(What the task asks) Return each line of the data below verbatim; pictures are to be left out.

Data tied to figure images
-- BEGIN --
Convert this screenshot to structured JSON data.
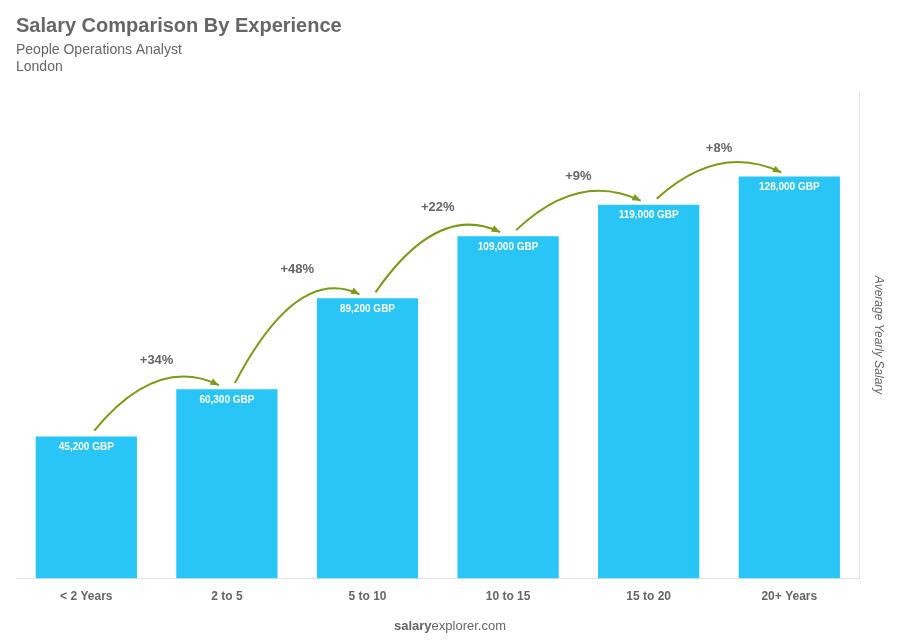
{
  "chart_data": {
    "type": "bar",
    "title": "Salary Comparison By Experience",
    "subtitle": [
      "People Operations Analyst",
      "London"
    ],
    "ylabel": "Average Yearly Salary",
    "categories": [
      "< 2 Years",
      "2 to 5",
      "5 to 10",
      "10 to 15",
      "15 to 20",
      "20+ Years"
    ],
    "values": [
      45200,
      60300,
      89200,
      109000,
      119000,
      128000
    ],
    "value_labels": [
      "45,200 GBP",
      "60,300 GBP",
      "89,200 GBP",
      "109,000 GBP",
      "119,000 GBP",
      "128,000 GBP"
    ],
    "data_labels": true,
    "color": "#29C5F6",
    "ylim": [
      0,
      155000
    ],
    "grid": false,
    "tick_labels": "x",
    "annotations": [
      "+34%",
      "+48%",
      "+22%",
      "+9%",
      "+8%"
    ],
    "footer": [
      "salary",
      "explorer.com"
    ]
  }
}
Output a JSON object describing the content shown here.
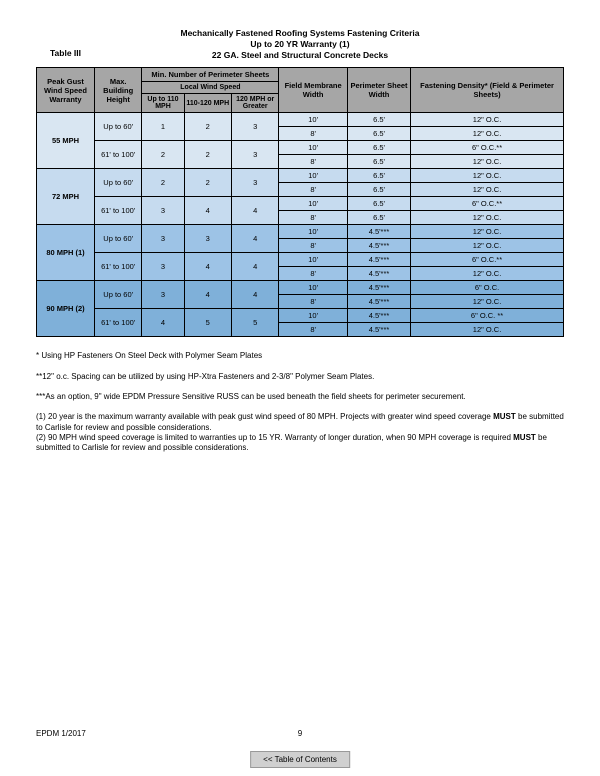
{
  "table_label": "Table III",
  "title_lines": [
    "Mechanically Fastened Roofing Systems Fastening Criteria",
    "Up to 20 YR Warranty (1)",
    "22 GA. Steel and Structural Concrete Decks"
  ],
  "headers": {
    "peak_gust": "Peak Gust Wind Speed Warranty",
    "max_height": "Max. Building Height",
    "min_perim": "Min. Number of Perimeter Sheets",
    "local_wind": "Local Wind Speed",
    "upto110": "Up to 110 MPH",
    "m110_120": "110-120 MPH",
    "m120plus": "120 MPH or Greater",
    "field_width": "Field Membrane Width",
    "perim_width": "Perimeter Sheet Width",
    "density": "Fastening Density* (Field & Perimeter Sheets)"
  },
  "colors": {
    "header_bg": "#a6a6a6",
    "g55": "#d9e6f2",
    "g72": "#c6dbef",
    "g80": "#9dc3e6",
    "g90": "#7fb0d9"
  },
  "groups": [
    {
      "wind": "55 MPH",
      "css": "g55",
      "heights": [
        {
          "h": "Up to 60'",
          "p": [
            "1",
            "2",
            "3"
          ],
          "rows": [
            [
              "10'",
              "6.5'",
              "12\" O.C."
            ],
            [
              "8'",
              "6.5'",
              "12\" O.C."
            ]
          ]
        },
        {
          "h": "61' to 100'",
          "p": [
            "2",
            "2",
            "3"
          ],
          "rows": [
            [
              "10'",
              "6.5'",
              "6\" O.C.**"
            ],
            [
              "8'",
              "6.5'",
              "12\" O.C."
            ]
          ]
        }
      ]
    },
    {
      "wind": "72 MPH",
      "css": "g72",
      "heights": [
        {
          "h": "Up to 60'",
          "p": [
            "2",
            "2",
            "3"
          ],
          "rows": [
            [
              "10'",
              "6.5'",
              "12\" O.C."
            ],
            [
              "8'",
              "6.5'",
              "12\" O.C."
            ]
          ]
        },
        {
          "h": "61' to 100'",
          "p": [
            "3",
            "4",
            "4"
          ],
          "rows": [
            [
              "10'",
              "6.5'",
              "6\" O.C.**"
            ],
            [
              "8'",
              "6.5'",
              "12\" O.C."
            ]
          ]
        }
      ]
    },
    {
      "wind": "80 MPH (1)",
      "css": "g80",
      "heights": [
        {
          "h": "Up to 60'",
          "p": [
            "3",
            "3",
            "4"
          ],
          "rows": [
            [
              "10'",
              "4.5'***",
              "12\" O.C."
            ],
            [
              "8'",
              "4.5'***",
              "12\" O.C."
            ]
          ]
        },
        {
          "h": "61' to 100'",
          "p": [
            "3",
            "4",
            "4"
          ],
          "rows": [
            [
              "10'",
              "4.5'***",
              "6\" O.C.**"
            ],
            [
              "8'",
              "4.5'***",
              "12\" O.C."
            ]
          ]
        }
      ]
    },
    {
      "wind": "90 MPH (2)",
      "css": "g90",
      "heights": [
        {
          "h": "Up to 60'",
          "p": [
            "3",
            "4",
            "4"
          ],
          "rows": [
            [
              "10'",
              "4.5'***",
              "6\" O.C."
            ],
            [
              "8'",
              "4.5'***",
              "12\" O.C."
            ]
          ]
        },
        {
          "h": "61' to 100'",
          "p": [
            "4",
            "5",
            "5"
          ],
          "rows": [
            [
              "10'",
              "4.5'***",
              "6\" O.C. **"
            ],
            [
              "8'",
              "4.5'***",
              "12\" O.C."
            ]
          ]
        }
      ]
    }
  ],
  "footnotes": [
    "* Using HP Fasteners On Steel Deck with Polymer Seam Plates",
    "**12\" o.c. Spacing can be utilized by using HP-Xtra Fasteners and 2-3/8\" Polymer Seam Plates.",
    "***As an option, 9\" wide EPDM Pressure Sensitive RUSS can be used beneath the field sheets for perimeter securement.",
    "(1)  20 year is the maximum warranty available with peak gust wind speed of 80 MPH.  Projects with greater wind speed coverage MUST be submitted to Carlisle for review and possible considerations.\n(2)  90 MPH wind speed coverage is limited to warranties up to 15 YR.  Warranty of longer duration, when 90 MPH coverage is required MUST be submitted to Carlisle for review and possible considerations."
  ],
  "doc_id": "EPDM 1/2017",
  "page_number": "9",
  "toc_label": "<< Table of Contents"
}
-- END --
(Result for this exercise)
Convert this screenshot to structured JSON data.
{
  "chart_data": {
    "type": "bar",
    "title": "Salary Comparison By Experience",
    "subtitle": [
      "People Operations Analyst",
      "London"
    ],
    "ylabel": "Average Yearly Salary",
    "categories": [
      "< 2 Years",
      "2 to 5",
      "5 to 10",
      "10 to 15",
      "15 to 20",
      "20+ Years"
    ],
    "values": [
      45200,
      60300,
      89200,
      109000,
      119000,
      128000
    ],
    "value_labels": [
      "45,200 GBP",
      "60,300 GBP",
      "89,200 GBP",
      "109,000 GBP",
      "119,000 GBP",
      "128,000 GBP"
    ],
    "data_labels": true,
    "color": "#29C5F6",
    "ylim": [
      0,
      155000
    ],
    "grid": false,
    "tick_labels": "x",
    "annotations": [
      "+34%",
      "+48%",
      "+22%",
      "+9%",
      "+8%"
    ],
    "footer": [
      "salary",
      "explorer.com"
    ]
  }
}
Output a JSON object describing the content shown here.
{
  "table_label": "Table III",
  "title_lines": [
    "Mechanically Fastened Roofing Systems Fastening Criteria",
    "Up to 20 YR Warranty (1)",
    "22 GA. Steel and Structural Concrete Decks"
  ],
  "headers": {
    "peak_gust": "Peak Gust Wind Speed Warranty",
    "max_height": "Max. Building Height",
    "min_perim": "Min. Number of Perimeter Sheets",
    "local_wind": "Local Wind Speed",
    "upto110": "Up to 110 MPH",
    "m110_120": "110-120 MPH",
    "m120plus": "120 MPH or Greater",
    "field_width": "Field Membrane Width",
    "perim_width": "Perimeter Sheet Width",
    "density": "Fastening Density* (Field & Perimeter Sheets)"
  },
  "colors": {
    "header_bg": "#a6a6a6",
    "g55": "#d9e6f2",
    "g72": "#c6dbef",
    "g80": "#9dc3e6",
    "g90": "#7fb0d9"
  },
  "groups": [
    {
      "wind": "55 MPH",
      "css": "g55",
      "heights": [
        {
          "h": "Up to 60'",
          "p": [
            "1",
            "2",
            "3"
          ],
          "rows": [
            [
              "10'",
              "6.5'",
              "12\" O.C."
            ],
            [
              "8'",
              "6.5'",
              "12\" O.C."
            ]
          ]
        },
        {
          "h": "61' to 100'",
          "p": [
            "2",
            "2",
            "3"
          ],
          "rows": [
            [
              "10'",
              "6.5'",
              "6\" O.C.**"
            ],
            [
              "8'",
              "6.5'",
              "12\" O.C."
            ]
          ]
        }
      ]
    },
    {
      "wind": "72 MPH",
      "css": "g72",
      "heights": [
        {
          "h": "Up to 60'",
          "p": [
            "2",
            "2",
            "3"
          ],
          "rows": [
            [
              "10'",
              "6.5'",
              "12\" O.C."
            ],
            [
              "8'",
              "6.5'",
              "12\" O.C."
            ]
          ]
        },
        {
          "h": "61' to 100'",
          "p": [
            "3",
            "4",
            "4"
          ],
          "rows": [
            [
              "10'",
              "6.5'",
              "6\" O.C.**"
            ],
            [
              "8'",
              "6.5'",
              "12\" O.C."
            ]
          ]
        }
      ]
    },
    {
      "wind": "80 MPH (1)",
      "css": "g80",
      "heights": [
        {
          "h": "Up to 60'",
          "p": [
            "3",
            "3",
            "4"
          ],
          "rows": [
            [
              "10'",
              "4.5'***",
              "12\" O.C."
            ],
            [
              "8'",
              "4.5'***",
              "12\" O.C."
            ]
          ]
        },
        {
          "h": "61' to 100'",
          "p": [
            "3",
            "4",
            "4"
          ],
          "rows": [
            [
              "10'",
              "4.5'***",
              "6\" O.C.**"
            ],
            [
              "8'",
              "4.5'***",
              "12\" O.C."
            ]
          ]
        }
      ]
    },
    {
      "wind": "90 MPH (2)",
      "css": "g90",
      "heights": [
        {
          "h": "Up to 60'",
          "p": [
            "3",
            "4",
            "4"
          ],
          "rows": [
            [
              "10'",
              "4.5'***",
              "6\" O.C."
            ],
            [
              "8'",
              "4.5'***",
              "12\" O.C."
            ]
          ]
        },
        {
          "h": "61' to 100'",
          "p": [
            "4",
            "5",
            "5"
          ],
          "rows": [
            [
              "10'",
              "4.5'***",
              "6\" O.C. **"
            ],
            [
              "8'",
              "4.5'***",
              "12\" O.C."
            ]
          ]
        }
      ]
    }
  ],
  "footnotes": [
    "* Using HP Fasteners On Steel Deck with Polymer Seam Plates",
    "**12\" o.c. Spacing can be utilized by using HP-Xtra Fasteners and 2-3/8\" Polymer Seam Plates.",
    "***As an option, 9\" wide EPDM Pressure Sensitive RUSS can be used beneath the field sheets for perimeter securement.",
    "(1)  20 year is the maximum warranty available with peak gust wind speed of 80 MPH.  Projects with greater wind speed coverage MUST be submitted to Carlisle for review and possible considerations.\n(2)  90 MPH wind speed coverage is limited to warranties up to 15 YR.  Warranty of longer duration, when 90 MPH coverage is required MUST be submitted to Carlisle for review and possible considerations."
  ],
  "doc_id": "EPDM 1/2017",
  "page_number": "9",
  "toc_label": "<< Table of Contents"
}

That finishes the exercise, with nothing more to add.